Rows from a dataset

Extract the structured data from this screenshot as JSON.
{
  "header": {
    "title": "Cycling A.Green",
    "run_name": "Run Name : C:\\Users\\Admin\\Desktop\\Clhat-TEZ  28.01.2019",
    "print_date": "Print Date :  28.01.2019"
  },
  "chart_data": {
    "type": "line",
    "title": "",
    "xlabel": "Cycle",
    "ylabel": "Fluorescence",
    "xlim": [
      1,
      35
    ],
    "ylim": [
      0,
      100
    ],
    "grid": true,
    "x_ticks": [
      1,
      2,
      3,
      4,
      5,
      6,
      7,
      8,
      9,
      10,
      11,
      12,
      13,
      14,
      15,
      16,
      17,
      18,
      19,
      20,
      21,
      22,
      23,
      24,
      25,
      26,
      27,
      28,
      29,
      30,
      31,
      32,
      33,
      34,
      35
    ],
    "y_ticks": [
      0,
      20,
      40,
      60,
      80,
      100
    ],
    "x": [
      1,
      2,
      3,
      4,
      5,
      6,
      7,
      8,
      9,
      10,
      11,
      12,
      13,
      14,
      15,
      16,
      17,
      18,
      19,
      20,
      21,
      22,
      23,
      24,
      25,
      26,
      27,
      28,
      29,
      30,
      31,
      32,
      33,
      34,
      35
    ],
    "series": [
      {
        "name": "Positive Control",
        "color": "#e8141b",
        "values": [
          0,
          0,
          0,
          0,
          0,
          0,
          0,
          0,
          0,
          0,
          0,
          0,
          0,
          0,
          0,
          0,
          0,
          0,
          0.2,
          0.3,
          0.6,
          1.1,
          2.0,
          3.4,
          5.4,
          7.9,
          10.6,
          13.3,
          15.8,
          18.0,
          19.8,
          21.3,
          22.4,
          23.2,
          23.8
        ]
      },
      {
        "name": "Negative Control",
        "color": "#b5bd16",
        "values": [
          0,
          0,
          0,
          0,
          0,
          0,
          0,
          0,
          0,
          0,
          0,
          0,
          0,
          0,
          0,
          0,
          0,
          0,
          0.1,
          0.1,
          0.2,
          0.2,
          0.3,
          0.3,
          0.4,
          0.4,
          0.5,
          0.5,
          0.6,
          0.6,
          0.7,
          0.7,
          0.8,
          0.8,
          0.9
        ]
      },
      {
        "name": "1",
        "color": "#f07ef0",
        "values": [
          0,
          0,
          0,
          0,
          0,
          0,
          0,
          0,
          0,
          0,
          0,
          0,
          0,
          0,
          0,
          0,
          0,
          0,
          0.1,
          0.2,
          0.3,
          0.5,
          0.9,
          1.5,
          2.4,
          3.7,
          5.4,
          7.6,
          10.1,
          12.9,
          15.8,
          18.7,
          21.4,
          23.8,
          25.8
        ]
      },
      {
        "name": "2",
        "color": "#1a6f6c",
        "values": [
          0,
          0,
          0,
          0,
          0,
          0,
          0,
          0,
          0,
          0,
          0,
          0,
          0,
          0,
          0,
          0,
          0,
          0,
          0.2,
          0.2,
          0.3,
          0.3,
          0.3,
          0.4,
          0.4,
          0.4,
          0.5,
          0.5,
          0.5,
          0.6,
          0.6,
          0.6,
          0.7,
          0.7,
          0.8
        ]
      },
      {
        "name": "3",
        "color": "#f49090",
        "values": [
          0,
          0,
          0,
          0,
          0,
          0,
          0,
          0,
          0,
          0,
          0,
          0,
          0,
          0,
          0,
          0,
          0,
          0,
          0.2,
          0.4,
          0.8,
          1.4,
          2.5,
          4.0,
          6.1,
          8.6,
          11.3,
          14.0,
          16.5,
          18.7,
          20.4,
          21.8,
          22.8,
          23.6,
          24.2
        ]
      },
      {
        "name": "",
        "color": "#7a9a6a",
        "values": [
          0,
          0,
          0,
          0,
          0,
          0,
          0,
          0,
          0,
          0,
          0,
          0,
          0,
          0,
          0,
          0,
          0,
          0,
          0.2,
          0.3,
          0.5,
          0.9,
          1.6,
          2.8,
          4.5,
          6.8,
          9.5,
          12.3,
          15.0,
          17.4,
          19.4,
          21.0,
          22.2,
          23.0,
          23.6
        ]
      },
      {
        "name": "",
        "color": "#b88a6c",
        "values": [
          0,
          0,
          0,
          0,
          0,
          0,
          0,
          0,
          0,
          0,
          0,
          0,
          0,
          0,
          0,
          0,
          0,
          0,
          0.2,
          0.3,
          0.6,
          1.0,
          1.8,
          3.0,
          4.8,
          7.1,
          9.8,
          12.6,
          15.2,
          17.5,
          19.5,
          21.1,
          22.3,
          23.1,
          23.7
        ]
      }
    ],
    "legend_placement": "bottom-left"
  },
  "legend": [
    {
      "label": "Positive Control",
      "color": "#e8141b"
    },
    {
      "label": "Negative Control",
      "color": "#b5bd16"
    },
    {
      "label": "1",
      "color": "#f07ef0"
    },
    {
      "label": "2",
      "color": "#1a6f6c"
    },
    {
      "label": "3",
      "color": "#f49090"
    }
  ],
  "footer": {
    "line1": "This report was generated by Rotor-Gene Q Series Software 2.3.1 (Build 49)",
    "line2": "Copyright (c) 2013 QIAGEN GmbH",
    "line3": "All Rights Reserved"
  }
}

> _To be done_:
Generate an exact reproduction of all entries.

> _Output below_:
Extract the structured data from this screenshot as JSON.
{
  "header": {
    "title": "Cycling A.Green",
    "run_name": "Run Name : C:\\Users\\Admin\\Desktop\\Clhat-TEZ  28.01.2019",
    "print_date": "Print Date :  28.01.2019"
  },
  "chart_data": {
    "type": "line",
    "title": "",
    "xlabel": "Cycle",
    "ylabel": "Fluorescence",
    "xlim": [
      1,
      35
    ],
    "ylim": [
      0,
      100
    ],
    "grid": true,
    "x_ticks": [
      1,
      2,
      3,
      4,
      5,
      6,
      7,
      8,
      9,
      10,
      11,
      12,
      13,
      14,
      15,
      16,
      17,
      18,
      19,
      20,
      21,
      22,
      23,
      24,
      25,
      26,
      27,
      28,
      29,
      30,
      31,
      32,
      33,
      34,
      35
    ],
    "y_ticks": [
      0,
      20,
      40,
      60,
      80,
      100
    ],
    "x": [
      1,
      2,
      3,
      4,
      5,
      6,
      7,
      8,
      9,
      10,
      11,
      12,
      13,
      14,
      15,
      16,
      17,
      18,
      19,
      20,
      21,
      22,
      23,
      24,
      25,
      26,
      27,
      28,
      29,
      30,
      31,
      32,
      33,
      34,
      35
    ],
    "series": [
      {
        "name": "Positive Control",
        "color": "#e8141b",
        "values": [
          0,
          0,
          0,
          0,
          0,
          0,
          0,
          0,
          0,
          0,
          0,
          0,
          0,
          0,
          0,
          0,
          0,
          0,
          0.2,
          0.3,
          0.6,
          1.1,
          2.0,
          3.4,
          5.4,
          7.9,
          10.6,
          13.3,
          15.8,
          18.0,
          19.8,
          21.3,
          22.4,
          23.2,
          23.8
        ]
      },
      {
        "name": "Negative Control",
        "color": "#b5bd16",
        "values": [
          0,
          0,
          0,
          0,
          0,
          0,
          0,
          0,
          0,
          0,
          0,
          0,
          0,
          0,
          0,
          0,
          0,
          0,
          0.1,
          0.1,
          0.2,
          0.2,
          0.3,
          0.3,
          0.4,
          0.4,
          0.5,
          0.5,
          0.6,
          0.6,
          0.7,
          0.7,
          0.8,
          0.8,
          0.9
        ]
      },
      {
        "name": "1",
        "color": "#f07ef0",
        "values": [
          0,
          0,
          0,
          0,
          0,
          0,
          0,
          0,
          0,
          0,
          0,
          0,
          0,
          0,
          0,
          0,
          0,
          0,
          0.1,
          0.2,
          0.3,
          0.5,
          0.9,
          1.5,
          2.4,
          3.7,
          5.4,
          7.6,
          10.1,
          12.9,
          15.8,
          18.7,
          21.4,
          23.8,
          25.8
        ]
      },
      {
        "name": "2",
        "color": "#1a6f6c",
        "values": [
          0,
          0,
          0,
          0,
          0,
          0,
          0,
          0,
          0,
          0,
          0,
          0,
          0,
          0,
          0,
          0,
          0,
          0,
          0.2,
          0.2,
          0.3,
          0.3,
          0.3,
          0.4,
          0.4,
          0.4,
          0.5,
          0.5,
          0.5,
          0.6,
          0.6,
          0.6,
          0.7,
          0.7,
          0.8
        ]
      },
      {
        "name": "3",
        "color": "#f49090",
        "values": [
          0,
          0,
          0,
          0,
          0,
          0,
          0,
          0,
          0,
          0,
          0,
          0,
          0,
          0,
          0,
          0,
          0,
          0,
          0.2,
          0.4,
          0.8,
          1.4,
          2.5,
          4.0,
          6.1,
          8.6,
          11.3,
          14.0,
          16.5,
          18.7,
          20.4,
          21.8,
          22.8,
          23.6,
          24.2
        ]
      },
      {
        "name": "",
        "color": "#7a9a6a",
        "values": [
          0,
          0,
          0,
          0,
          0,
          0,
          0,
          0,
          0,
          0,
          0,
          0,
          0,
          0,
          0,
          0,
          0,
          0,
          0.2,
          0.3,
          0.5,
          0.9,
          1.6,
          2.8,
          4.5,
          6.8,
          9.5,
          12.3,
          15.0,
          17.4,
          19.4,
          21.0,
          22.2,
          23.0,
          23.6
        ]
      },
      {
        "name": "",
        "color": "#b88a6c",
        "values": [
          0,
          0,
          0,
          0,
          0,
          0,
          0,
          0,
          0,
          0,
          0,
          0,
          0,
          0,
          0,
          0,
          0,
          0,
          0.2,
          0.3,
          0.6,
          1.0,
          1.8,
          3.0,
          4.8,
          7.1,
          9.8,
          12.6,
          15.2,
          17.5,
          19.5,
          21.1,
          22.3,
          23.1,
          23.7
        ]
      }
    ],
    "legend_placement": "bottom-left"
  },
  "legend": [
    {
      "label": "Positive Control",
      "color": "#e8141b"
    },
    {
      "label": "Negative Control",
      "color": "#b5bd16"
    },
    {
      "label": "1",
      "color": "#f07ef0"
    },
    {
      "label": "2",
      "color": "#1a6f6c"
    },
    {
      "label": "3",
      "color": "#f49090"
    }
  ],
  "footer": {
    "line1": "This report was generated by Rotor-Gene Q Series Software 2.3.1 (Build 49)",
    "line2": "Copyright (c) 2013 QIAGEN GmbH",
    "line3": "All Rights Reserved"
  }
}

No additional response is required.